● YOUR TASK
Lines that contain the string "Week" are to be copied; leave out all others.

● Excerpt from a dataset

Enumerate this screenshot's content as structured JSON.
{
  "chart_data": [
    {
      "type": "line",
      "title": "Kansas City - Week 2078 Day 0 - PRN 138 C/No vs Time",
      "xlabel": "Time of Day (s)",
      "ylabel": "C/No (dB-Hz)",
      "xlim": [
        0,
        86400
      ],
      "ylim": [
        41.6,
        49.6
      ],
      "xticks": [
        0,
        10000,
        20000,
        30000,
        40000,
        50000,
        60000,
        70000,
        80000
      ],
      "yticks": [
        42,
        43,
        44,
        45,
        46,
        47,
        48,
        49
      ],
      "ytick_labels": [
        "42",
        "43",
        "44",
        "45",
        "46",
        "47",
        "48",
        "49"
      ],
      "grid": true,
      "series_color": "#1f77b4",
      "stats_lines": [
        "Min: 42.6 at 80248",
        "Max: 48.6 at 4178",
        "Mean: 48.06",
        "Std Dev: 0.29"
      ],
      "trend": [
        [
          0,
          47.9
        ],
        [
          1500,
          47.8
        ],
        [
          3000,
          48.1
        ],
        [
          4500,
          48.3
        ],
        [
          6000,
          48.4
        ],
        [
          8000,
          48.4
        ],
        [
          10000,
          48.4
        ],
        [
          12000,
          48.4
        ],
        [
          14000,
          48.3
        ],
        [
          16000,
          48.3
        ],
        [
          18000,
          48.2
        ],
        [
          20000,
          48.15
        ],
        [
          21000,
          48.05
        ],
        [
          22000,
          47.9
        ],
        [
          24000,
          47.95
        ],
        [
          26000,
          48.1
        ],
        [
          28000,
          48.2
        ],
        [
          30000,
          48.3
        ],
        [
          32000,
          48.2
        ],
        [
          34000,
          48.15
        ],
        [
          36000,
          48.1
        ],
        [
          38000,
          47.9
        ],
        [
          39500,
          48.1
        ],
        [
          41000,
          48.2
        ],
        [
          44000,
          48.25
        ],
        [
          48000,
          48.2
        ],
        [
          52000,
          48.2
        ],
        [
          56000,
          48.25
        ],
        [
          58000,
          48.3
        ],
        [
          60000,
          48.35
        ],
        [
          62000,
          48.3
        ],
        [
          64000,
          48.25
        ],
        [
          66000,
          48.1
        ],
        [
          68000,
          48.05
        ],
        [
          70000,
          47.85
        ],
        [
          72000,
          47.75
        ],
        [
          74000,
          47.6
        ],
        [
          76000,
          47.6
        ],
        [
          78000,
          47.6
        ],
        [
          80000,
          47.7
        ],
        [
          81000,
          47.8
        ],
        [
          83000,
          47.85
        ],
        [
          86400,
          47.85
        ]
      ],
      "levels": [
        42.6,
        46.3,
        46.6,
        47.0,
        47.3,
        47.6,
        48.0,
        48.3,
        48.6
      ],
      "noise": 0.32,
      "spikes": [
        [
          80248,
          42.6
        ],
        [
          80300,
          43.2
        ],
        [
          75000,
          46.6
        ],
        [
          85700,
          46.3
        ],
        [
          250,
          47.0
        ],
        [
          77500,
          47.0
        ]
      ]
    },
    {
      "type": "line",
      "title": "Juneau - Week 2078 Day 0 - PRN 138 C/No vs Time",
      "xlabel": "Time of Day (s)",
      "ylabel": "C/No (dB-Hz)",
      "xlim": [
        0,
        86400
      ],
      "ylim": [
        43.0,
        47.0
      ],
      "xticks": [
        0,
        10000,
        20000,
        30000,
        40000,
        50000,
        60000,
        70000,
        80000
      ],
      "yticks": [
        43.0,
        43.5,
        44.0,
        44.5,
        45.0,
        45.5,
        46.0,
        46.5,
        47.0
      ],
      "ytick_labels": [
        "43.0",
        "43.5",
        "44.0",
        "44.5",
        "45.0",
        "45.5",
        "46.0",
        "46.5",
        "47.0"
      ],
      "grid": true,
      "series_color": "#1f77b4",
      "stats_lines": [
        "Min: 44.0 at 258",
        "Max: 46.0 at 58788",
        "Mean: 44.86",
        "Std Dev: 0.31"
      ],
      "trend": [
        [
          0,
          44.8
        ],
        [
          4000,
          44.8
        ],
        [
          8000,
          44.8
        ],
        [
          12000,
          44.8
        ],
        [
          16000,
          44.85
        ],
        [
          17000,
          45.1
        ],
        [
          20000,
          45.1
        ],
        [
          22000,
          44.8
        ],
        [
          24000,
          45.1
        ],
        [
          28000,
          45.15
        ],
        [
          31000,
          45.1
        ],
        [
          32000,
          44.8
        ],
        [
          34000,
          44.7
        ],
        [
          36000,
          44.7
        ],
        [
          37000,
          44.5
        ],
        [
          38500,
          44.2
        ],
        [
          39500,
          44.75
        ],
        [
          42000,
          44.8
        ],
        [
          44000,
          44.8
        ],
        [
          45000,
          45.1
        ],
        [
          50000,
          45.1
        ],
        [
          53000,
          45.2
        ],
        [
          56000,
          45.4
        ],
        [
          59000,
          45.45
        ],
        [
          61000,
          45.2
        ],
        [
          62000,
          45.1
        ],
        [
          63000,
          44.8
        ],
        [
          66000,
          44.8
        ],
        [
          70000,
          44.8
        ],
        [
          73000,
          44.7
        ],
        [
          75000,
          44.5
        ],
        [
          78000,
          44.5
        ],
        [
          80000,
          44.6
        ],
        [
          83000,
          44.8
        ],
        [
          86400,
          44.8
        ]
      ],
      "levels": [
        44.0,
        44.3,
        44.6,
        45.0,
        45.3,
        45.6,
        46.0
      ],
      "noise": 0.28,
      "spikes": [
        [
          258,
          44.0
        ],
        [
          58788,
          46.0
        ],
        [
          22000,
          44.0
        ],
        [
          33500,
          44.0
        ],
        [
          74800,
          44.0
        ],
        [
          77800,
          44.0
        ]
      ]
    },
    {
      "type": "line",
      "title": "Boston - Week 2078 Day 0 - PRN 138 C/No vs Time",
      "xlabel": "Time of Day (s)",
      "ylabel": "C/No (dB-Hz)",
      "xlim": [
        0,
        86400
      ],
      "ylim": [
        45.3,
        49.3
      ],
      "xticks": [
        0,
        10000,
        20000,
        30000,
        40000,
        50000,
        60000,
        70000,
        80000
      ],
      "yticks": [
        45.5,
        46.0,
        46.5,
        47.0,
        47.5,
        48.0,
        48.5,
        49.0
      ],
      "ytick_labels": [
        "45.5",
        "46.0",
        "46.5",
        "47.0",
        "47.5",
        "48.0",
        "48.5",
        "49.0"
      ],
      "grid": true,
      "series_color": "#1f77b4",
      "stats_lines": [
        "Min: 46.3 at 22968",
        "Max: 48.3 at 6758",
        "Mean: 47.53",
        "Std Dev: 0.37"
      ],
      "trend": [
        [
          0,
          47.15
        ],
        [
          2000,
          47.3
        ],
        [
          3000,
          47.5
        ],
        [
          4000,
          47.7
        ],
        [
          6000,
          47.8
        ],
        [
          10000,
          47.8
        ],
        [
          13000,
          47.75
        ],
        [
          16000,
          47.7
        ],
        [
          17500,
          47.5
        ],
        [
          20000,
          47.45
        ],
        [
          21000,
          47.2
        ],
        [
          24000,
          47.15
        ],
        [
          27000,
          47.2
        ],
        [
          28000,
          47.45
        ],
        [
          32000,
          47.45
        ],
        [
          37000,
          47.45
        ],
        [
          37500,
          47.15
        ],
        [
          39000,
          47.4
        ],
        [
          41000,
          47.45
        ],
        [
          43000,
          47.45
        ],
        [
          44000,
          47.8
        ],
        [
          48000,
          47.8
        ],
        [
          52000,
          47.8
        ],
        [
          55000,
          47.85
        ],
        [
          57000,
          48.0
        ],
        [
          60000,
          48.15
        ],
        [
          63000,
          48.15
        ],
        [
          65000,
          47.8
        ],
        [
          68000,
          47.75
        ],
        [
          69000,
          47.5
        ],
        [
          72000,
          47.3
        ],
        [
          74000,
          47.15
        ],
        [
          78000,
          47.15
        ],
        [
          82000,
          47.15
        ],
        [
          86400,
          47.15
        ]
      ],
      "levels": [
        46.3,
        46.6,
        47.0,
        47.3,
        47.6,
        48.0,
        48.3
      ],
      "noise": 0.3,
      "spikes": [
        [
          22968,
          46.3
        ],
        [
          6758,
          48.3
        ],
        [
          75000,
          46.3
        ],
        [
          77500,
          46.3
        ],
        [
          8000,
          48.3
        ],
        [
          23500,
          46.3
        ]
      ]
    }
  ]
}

● ANSWER TO THE TASK
      "title": "Kansas City - Week 2078 Day 0 - PRN 138 C/No vs Time",
      "title": "Juneau - Week 2078 Day 0 - PRN 138 C/No vs Time",
      "title": "Boston - Week 2078 Day 0 - PRN 138 C/No vs Time",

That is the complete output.